→ **Given exercise**
Starting at the line containing "x-tick-label: 70% xyxy=(1049,743,1084,763)" and ending after the line containing "legend-swatch xyxy=(62,787,74,799)", reproduce those lines with "x-tick-label" renamed to "x-axis-label" and nothing else altered.

Raw records:

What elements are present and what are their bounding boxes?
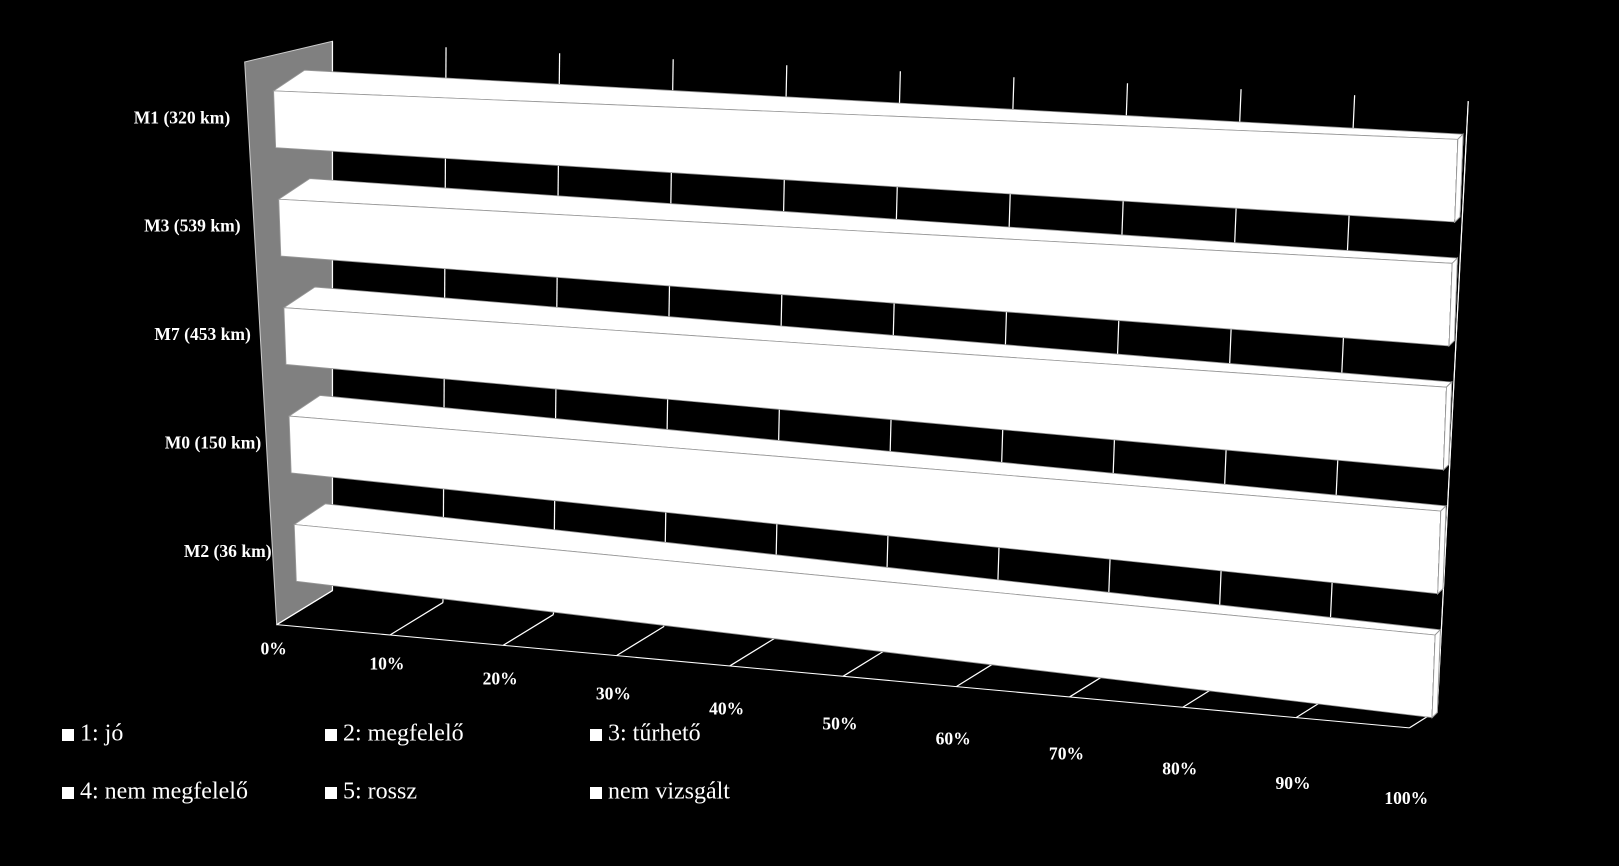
x-tick-label: 70% xyxy=(1049,743,1084,763)
x-tick-label: 100% xyxy=(1384,788,1428,808)
category-label: M2 (36 km) xyxy=(184,541,272,561)
x-tick-label: 10% xyxy=(369,653,404,673)
bar-segment xyxy=(1431,628,1441,719)
x-tick-label: 60% xyxy=(936,728,971,748)
legend-swatch xyxy=(62,787,74,799)
legend-label: 1: jó xyxy=(80,721,123,747)
legend-label: nem vizsgált xyxy=(608,779,730,805)
category-label: M1 (320 km) xyxy=(134,107,231,127)
legend-swatch xyxy=(62,729,74,741)
plot: 0% 10% 20% 30% 40% 50% 60% 70% 80% 90% 100% M1 (320… xyxy=(134,40,1469,808)
x-tick-label: 50% xyxy=(822,713,857,733)
bar-segment xyxy=(1448,257,1458,347)
bar-segment xyxy=(1442,380,1453,471)
legend-label: 2: megfelelő xyxy=(343,721,464,747)
floor-line xyxy=(502,614,554,646)
x-tick-label: 40% xyxy=(709,698,744,718)
bar-end xyxy=(1442,380,1453,471)
bar-segment xyxy=(1437,504,1447,595)
bar-end xyxy=(1448,257,1458,347)
floor-line xyxy=(389,602,444,636)
bar-end xyxy=(1437,504,1447,595)
x-tick-label: 80% xyxy=(1162,758,1197,778)
legend-swatch xyxy=(325,787,337,799)
x-tick-label: 0% xyxy=(260,639,286,659)
floor-line xyxy=(276,590,333,626)
x-tick-label: 20% xyxy=(483,668,518,688)
floor-line xyxy=(616,625,665,657)
floor-line xyxy=(1069,673,1107,698)
wall-edge xyxy=(1436,101,1469,711)
legend-label: 4: nem megfelelő xyxy=(80,779,248,805)
floor-line xyxy=(955,661,996,688)
bar-segment xyxy=(1454,133,1464,224)
x-tick-label: 90% xyxy=(1275,773,1310,793)
category-label: M0 (150 km) xyxy=(165,433,262,453)
bar-end xyxy=(1431,628,1441,719)
floor-line xyxy=(729,637,775,667)
legend-label: 3: tűrhető xyxy=(608,721,701,747)
legend-label: 5: rossz xyxy=(343,779,417,805)
x-tick-label: 30% xyxy=(596,683,631,703)
category-label: M7 (453 km) xyxy=(154,324,251,344)
category-label: M3 (539 km) xyxy=(144,216,241,236)
legend-swatch xyxy=(325,729,337,741)
legend-swatch xyxy=(590,787,602,799)
legend-swatch xyxy=(590,729,602,741)
floor-line xyxy=(842,649,886,677)
floor-edge xyxy=(276,624,1410,729)
bar-end xyxy=(1454,133,1464,224)
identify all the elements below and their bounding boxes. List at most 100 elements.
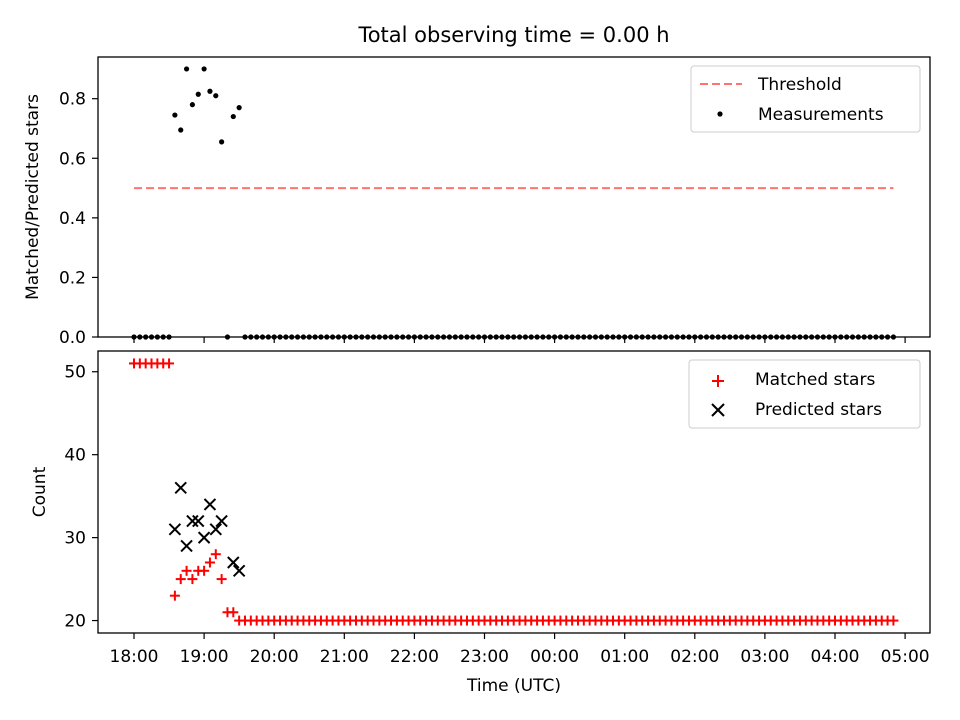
predicted-star-point bbox=[209, 523, 222, 536]
bottom-x-tick: 03:00 bbox=[740, 633, 789, 667]
matched-star-point bbox=[175, 574, 186, 585]
bottom-x-tick-label: 22:00 bbox=[390, 647, 439, 667]
predicted-star-point bbox=[168, 523, 182, 536]
measurements-legend-marker bbox=[717, 111, 723, 117]
bottom-y-ticks: 20 30 40 50 bbox=[64, 363, 98, 632]
bottom-x-tick: 04:00 bbox=[811, 633, 860, 667]
predicted-star-point bbox=[186, 514, 199, 528]
predicted-star-point bbox=[174, 481, 187, 495]
bottom-x-tick-label: 18:00 bbox=[110, 647, 159, 667]
bottom-x-tick-label: 23:00 bbox=[460, 647, 509, 667]
measurement-point bbox=[189, 102, 196, 108]
matched-star-point bbox=[187, 574, 198, 585]
top-y-tick-label: 0.0 bbox=[59, 328, 86, 348]
bottom-x-tick: 21:00 bbox=[320, 633, 369, 667]
bottom-x-tick: 05:00 bbox=[881, 633, 930, 667]
matched-star-point bbox=[164, 358, 175, 369]
bottom-x-tick-label: 02:00 bbox=[670, 647, 719, 667]
bottom-x-tick-label: 03:00 bbox=[740, 647, 789, 667]
bottom-legend: Matched stars Predicted stars bbox=[688, 359, 921, 429]
measurements-legend-label: Measurements bbox=[758, 105, 884, 125]
bottom-axes-frame bbox=[97, 350, 931, 634]
measurement-point bbox=[201, 66, 207, 72]
bottom-x-axis-label: Time (UTC) bbox=[466, 676, 561, 696]
predicted-star-point bbox=[232, 564, 246, 578]
measurement-point bbox=[219, 139, 225, 145]
bottom-panel: Count Time (UTC) 20 30 40 50 18:00 19:00 20:0… bbox=[30, 350, 931, 696]
bottom-x-tick: 02:00 bbox=[670, 633, 719, 667]
matched-legend-label: Matched stars bbox=[755, 370, 875, 390]
bottom-y-tick: 50 bbox=[64, 363, 98, 383]
measurement-point bbox=[195, 91, 201, 97]
top-legend-box bbox=[690, 65, 921, 133]
bottom-x-tick: 01:00 bbox=[600, 633, 649, 667]
top-y-tick: 0.8 bbox=[59, 90, 98, 110]
measurement-point bbox=[236, 105, 242, 111]
predicted-star-point bbox=[197, 531, 211, 544]
measurement-point bbox=[172, 112, 178, 118]
top-axes-frame bbox=[97, 56, 931, 338]
matched-legend-marker bbox=[712, 375, 724, 387]
matched-star-point bbox=[210, 549, 221, 560]
bottom-y-tick-label: 20 bbox=[64, 612, 86, 632]
bottom-y-tick-label: 30 bbox=[64, 529, 86, 549]
top-y-ticks: 0.0 0.2 0.4 0.6 0.8 bbox=[59, 90, 98, 348]
top-y-tick-label: 0.6 bbox=[59, 149, 86, 169]
bottom-x-tick-label: 00:00 bbox=[530, 647, 579, 667]
bottom-x-tick: 18:00 bbox=[110, 633, 159, 667]
bottom-y-tick-label: 50 bbox=[64, 363, 86, 383]
matched-stars-points bbox=[129, 358, 899, 626]
matched-star-point bbox=[199, 565, 210, 576]
matched-star-point bbox=[181, 565, 192, 576]
bottom-legend-box bbox=[688, 359, 921, 429]
top-legend: Threshold Measurements bbox=[690, 65, 921, 133]
bottom-x-tick-label: 19:00 bbox=[180, 647, 229, 667]
top-title: Total observing time = 0.00 h bbox=[357, 23, 669, 47]
measurement-point bbox=[183, 66, 190, 72]
predicted-star-point bbox=[215, 514, 228, 528]
measurement-point bbox=[207, 88, 213, 94]
matched-star-point bbox=[228, 607, 239, 618]
top-y-tick-label: 0.4 bbox=[59, 209, 86, 229]
bottom-x-tick-label: 05:00 bbox=[881, 647, 930, 667]
top-y-axis-label: Matched/Predicted stars bbox=[23, 94, 43, 300]
matched-star-point bbox=[888, 615, 899, 626]
top-y-tick: 0.0 bbox=[59, 328, 98, 348]
bottom-x-tick-label: 20:00 bbox=[250, 647, 299, 667]
bottom-x-ticks: 18:00 19:00 20:00 21:00 22:00 23:00 00:00 01:00… bbox=[110, 633, 930, 667]
predicted-legend-label: Predicted stars bbox=[755, 400, 882, 420]
bottom-y-axis-label: Count bbox=[30, 466, 50, 517]
bottom-x-tick-label: 04:00 bbox=[811, 647, 860, 667]
top-y-tick-label: 0.2 bbox=[59, 268, 86, 288]
threshold-legend-label: Threshold bbox=[757, 75, 842, 95]
top-y-tick: 0.4 bbox=[59, 209, 98, 229]
bottom-x-tick: 22:00 bbox=[390, 633, 439, 667]
predicted-star-point bbox=[180, 539, 193, 553]
bottom-y-tick: 30 bbox=[64, 529, 98, 549]
top-panel: Total observing time = 0.00 h Matched/Pr… bbox=[23, 23, 931, 348]
matched-star-point bbox=[169, 590, 180, 601]
measurement-point bbox=[213, 93, 219, 99]
predicted-legend-marker bbox=[711, 403, 725, 417]
measurement-point bbox=[230, 113, 236, 120]
predicted-stars-points bbox=[168, 481, 246, 578]
predicted-star-point bbox=[203, 498, 217, 511]
bottom-x-tick-label: 01:00 bbox=[600, 647, 649, 667]
bottom-y-tick-label: 40 bbox=[64, 446, 86, 466]
matched-star-point bbox=[204, 557, 215, 568]
predicted-star-point bbox=[192, 514, 205, 528]
bottom-x-tick: 20:00 bbox=[250, 633, 299, 667]
bottom-y-tick: 40 bbox=[64, 446, 98, 466]
bottom-x-tick: 19:00 bbox=[180, 633, 229, 667]
bottom-x-tick-label: 21:00 bbox=[320, 647, 369, 667]
top-y-tick-label: 0.8 bbox=[59, 90, 86, 110]
predicted-star-point bbox=[227, 556, 240, 569]
top-y-tick: 0.2 bbox=[59, 268, 98, 288]
bottom-x-tick: 00:00 bbox=[530, 633, 579, 667]
bottom-x-tick: 23:00 bbox=[460, 633, 509, 667]
measurement-point bbox=[178, 127, 184, 133]
top-y-tick: 0.6 bbox=[59, 149, 98, 169]
bottom-y-tick: 20 bbox=[64, 612, 98, 632]
matched-star-point bbox=[216, 574, 227, 585]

→ **Task result**
x-axis-label: 70% xyxy=(1049,743,1084,763)
x-axis-label: 100% xyxy=(1384,788,1428,808)
category-label: M2 (36 km) xyxy=(184,541,272,561)
x-axis-label: 10% xyxy=(369,653,404,673)
bar-segment xyxy=(1431,628,1441,719)
x-axis-label: 60% xyxy=(936,728,971,748)
legend-swatch xyxy=(62,787,74,799)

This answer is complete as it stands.